> **Entries shown**:
•••••

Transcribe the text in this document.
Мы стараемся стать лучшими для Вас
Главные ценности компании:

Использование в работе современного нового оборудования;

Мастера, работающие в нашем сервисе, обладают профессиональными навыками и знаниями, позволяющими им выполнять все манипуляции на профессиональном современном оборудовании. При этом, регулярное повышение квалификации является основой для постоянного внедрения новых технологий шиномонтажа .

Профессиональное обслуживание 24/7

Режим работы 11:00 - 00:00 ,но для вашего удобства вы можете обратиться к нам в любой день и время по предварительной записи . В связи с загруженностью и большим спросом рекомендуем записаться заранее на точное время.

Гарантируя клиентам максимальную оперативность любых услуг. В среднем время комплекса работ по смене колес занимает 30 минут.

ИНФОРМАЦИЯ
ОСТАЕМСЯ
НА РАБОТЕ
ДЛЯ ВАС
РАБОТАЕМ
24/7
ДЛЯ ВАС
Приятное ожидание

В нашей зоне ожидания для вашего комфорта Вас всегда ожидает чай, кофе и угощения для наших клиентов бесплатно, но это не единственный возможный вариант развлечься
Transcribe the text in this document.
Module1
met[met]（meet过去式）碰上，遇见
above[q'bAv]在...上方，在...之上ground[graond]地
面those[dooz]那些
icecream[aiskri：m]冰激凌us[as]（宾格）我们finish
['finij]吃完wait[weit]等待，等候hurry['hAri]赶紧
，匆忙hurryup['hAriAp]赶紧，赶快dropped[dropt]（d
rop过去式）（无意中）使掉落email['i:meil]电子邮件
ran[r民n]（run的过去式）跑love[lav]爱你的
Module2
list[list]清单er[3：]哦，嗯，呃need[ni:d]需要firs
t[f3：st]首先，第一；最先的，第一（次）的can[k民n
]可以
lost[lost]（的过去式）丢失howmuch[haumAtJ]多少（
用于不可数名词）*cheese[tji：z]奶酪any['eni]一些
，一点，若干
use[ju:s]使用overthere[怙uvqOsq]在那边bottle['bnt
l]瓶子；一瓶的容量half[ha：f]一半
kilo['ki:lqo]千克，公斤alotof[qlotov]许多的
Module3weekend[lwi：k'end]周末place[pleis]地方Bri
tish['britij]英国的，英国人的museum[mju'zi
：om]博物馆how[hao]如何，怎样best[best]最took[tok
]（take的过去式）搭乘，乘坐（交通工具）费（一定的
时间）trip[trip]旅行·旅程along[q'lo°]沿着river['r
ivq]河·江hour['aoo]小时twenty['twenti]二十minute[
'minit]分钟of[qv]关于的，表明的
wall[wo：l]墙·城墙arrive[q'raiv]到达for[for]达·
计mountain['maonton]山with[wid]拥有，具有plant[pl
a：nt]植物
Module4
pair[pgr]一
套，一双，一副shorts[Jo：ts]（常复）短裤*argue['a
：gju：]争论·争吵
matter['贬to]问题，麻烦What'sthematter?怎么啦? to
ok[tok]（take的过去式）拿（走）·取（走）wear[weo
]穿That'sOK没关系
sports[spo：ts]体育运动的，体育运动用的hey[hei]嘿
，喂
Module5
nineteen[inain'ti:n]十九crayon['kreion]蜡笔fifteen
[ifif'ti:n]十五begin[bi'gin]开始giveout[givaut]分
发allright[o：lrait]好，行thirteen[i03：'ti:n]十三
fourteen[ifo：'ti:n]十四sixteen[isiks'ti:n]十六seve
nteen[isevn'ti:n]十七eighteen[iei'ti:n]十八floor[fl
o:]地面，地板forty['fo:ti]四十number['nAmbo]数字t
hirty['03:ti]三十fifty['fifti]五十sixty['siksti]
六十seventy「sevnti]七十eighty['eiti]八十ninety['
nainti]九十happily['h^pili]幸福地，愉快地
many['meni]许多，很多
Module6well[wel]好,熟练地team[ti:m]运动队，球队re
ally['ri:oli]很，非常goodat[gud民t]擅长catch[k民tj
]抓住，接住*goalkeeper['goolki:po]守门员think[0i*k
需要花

•••••

Retype every entry above, word for word.

Transcribe the text in this document.
Мы стараемся стать лучшими для Вас
Главные ценности компании:

Использование в работе современного нового оборудования;

Мастера, работающие в нашем сервисе, обладают профессиональными навыками и знаниями, позволяющими им выполнять все манипуляции на профессиональном современном оборудовании. При этом, регулярное повышение квалификации является основой для постоянного внедрения новых технологий шиномонтажа .

Профессиональное обслуживание 24/7

Режим работы 11:00 - 00:00 ,но для вашего удобства вы можете обратиться к нам в любой день и время по предварительной записи . В связи с загруженностью и большим спросом рекомендуем записаться заранее на точное время.

Гарантируя клиентам максимальную оперативность любых услуг. В среднем время комплекса работ по смене колес занимает 30 минут.

ИНФОРМАЦИЯ
ОСТАЕМСЯ
НА РАБОТЕ
ДЛЯ ВАС
РАБОТАЕМ
24/7
ДЛЯ ВАС
Приятное ожидание

В нашей зоне ожидания для вашего комфорта Вас всегда ожидает чай, кофе и угощения для наших клиентов бесплатно, но это не единственный возможный вариант развлечься
Transcribe the text in this document.
Module1
met[met]（meet过去式）碰上，遇见
above[q'bAv]在...上方，在...之上ground[graond]地
面those[dooz]那些
icecream[aiskri：m]冰激凌us[as]（宾格）我们finish
['finij]吃完wait[weit]等待，等候hurry['hAri]赶紧
，匆忙hurryup['hAriAp]赶紧，赶快dropped[dropt]（d
rop过去式）（无意中）使掉落email['i:meil]电子邮件
ran[r民n]（run的过去式）跑love[lav]爱你的
Module2
list[list]清单er[3：]哦，嗯，呃need[ni:d]需要firs
t[f3：st]首先，第一；最先的，第一（次）的can[k民n
]可以
lost[lost]（的过去式）丢失howmuch[haumAtJ]多少（
用于不可数名词）*cheese[tji：z]奶酪any['eni]一些
，一点，若干
use[ju:s]使用overthere[怙uvqOsq]在那边bottle['bnt
l]瓶子；一瓶的容量half[ha：f]一半
kilo['ki:lqo]千克，公斤alotof[qlotov]许多的
Module3weekend[lwi：k'end]周末place[pleis]地方Bri
tish['britij]英国的，英国人的museum[mju'zi
：om]博物馆how[hao]如何，怎样best[best]最took[tok
]（take的过去式）搭乘，乘坐（交通工具）费（一定的
时间）trip[trip]旅行·旅程along[q'lo°]沿着river['r
ivq]河·江hour['aoo]小时twenty['twenti]二十minute[
'minit]分钟of[qv]关于的，表明的
wall[wo：l]墙·城墙arrive[q'raiv]到达for[for]达·
计mountain['maonton]山with[wid]拥有，具有plant[pl
a：nt]植物
Module4
pair[pgr]一
套，一双，一副shorts[Jo：ts]（常复）短裤*argue['a
：gju：]争论·争吵
matter['贬to]问题，麻烦What'sthematter?怎么啦? to
ok[tok]（take的过去式）拿（走）·取（走）wear[weo
]穿That'sOK没关系
sports[spo：ts]体育运动的，体育运动用的hey[hei]嘿
，喂
Module5
nineteen[inain'ti:n]十九crayon['kreion]蜡笔fifteen
[ifif'ti:n]十五begin[bi'gin]开始giveout[givaut]分
发allright[o：lrait]好，行thirteen[i03：'ti:n]十三
fourteen[ifo：'ti:n]十四sixteen[isiks'ti:n]十六seve
nteen[isevn'ti:n]十七eighteen[iei'ti:n]十八floor[fl
o:]地面，地板forty['fo:ti]四十number['nAmbo]数字t
hirty['03:ti]三十fifty['fifti]五十sixty['siksti]
六十seventy「sevnti]七十eighty['eiti]八十ninety['
nainti]九十happily['h^pili]幸福地，愉快地
many['meni]许多，很多
Module6well[wel]好,熟练地team[ti:m]运动队，球队re
ally['ri:oli]很，非常goodat[gud民t]擅长catch[k民tj
]抓住，接住*goalkeeper['goolki:po]守门员think[0i*k
需要花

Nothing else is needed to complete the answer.